PROBLEM TO WORK ON:
Find all lines in the records that include the word "제출하시오", and copy them out.

======

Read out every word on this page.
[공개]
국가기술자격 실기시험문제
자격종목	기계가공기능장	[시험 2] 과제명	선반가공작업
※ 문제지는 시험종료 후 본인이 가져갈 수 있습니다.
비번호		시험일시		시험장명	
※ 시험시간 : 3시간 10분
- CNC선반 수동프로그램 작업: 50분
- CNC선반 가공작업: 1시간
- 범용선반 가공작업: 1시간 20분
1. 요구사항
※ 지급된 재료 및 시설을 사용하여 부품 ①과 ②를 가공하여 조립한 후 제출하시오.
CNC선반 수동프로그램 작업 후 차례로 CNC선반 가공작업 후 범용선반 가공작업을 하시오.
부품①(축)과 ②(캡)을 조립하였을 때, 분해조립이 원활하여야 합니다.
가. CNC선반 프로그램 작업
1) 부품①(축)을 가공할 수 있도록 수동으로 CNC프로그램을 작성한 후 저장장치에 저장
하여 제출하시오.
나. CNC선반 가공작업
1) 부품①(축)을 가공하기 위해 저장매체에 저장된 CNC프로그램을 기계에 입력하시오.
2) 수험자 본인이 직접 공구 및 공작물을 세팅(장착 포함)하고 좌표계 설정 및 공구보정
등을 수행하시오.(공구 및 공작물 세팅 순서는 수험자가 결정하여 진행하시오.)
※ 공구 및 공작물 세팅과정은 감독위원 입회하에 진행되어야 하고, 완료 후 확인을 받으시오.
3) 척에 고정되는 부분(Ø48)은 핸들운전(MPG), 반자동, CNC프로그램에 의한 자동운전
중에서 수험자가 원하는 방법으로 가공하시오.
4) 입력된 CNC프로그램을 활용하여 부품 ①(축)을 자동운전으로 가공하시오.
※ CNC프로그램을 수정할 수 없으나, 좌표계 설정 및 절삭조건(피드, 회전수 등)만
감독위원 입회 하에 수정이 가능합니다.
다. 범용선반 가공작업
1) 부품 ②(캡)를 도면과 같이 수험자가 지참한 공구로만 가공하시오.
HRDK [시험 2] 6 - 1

======

PROBLEM SOLUTION:
※ 지급된 재료 및 시설을 사용하여 부품 ①과 ②를 가공하여 조립한 후 제출하시오.
하여 제출하시오.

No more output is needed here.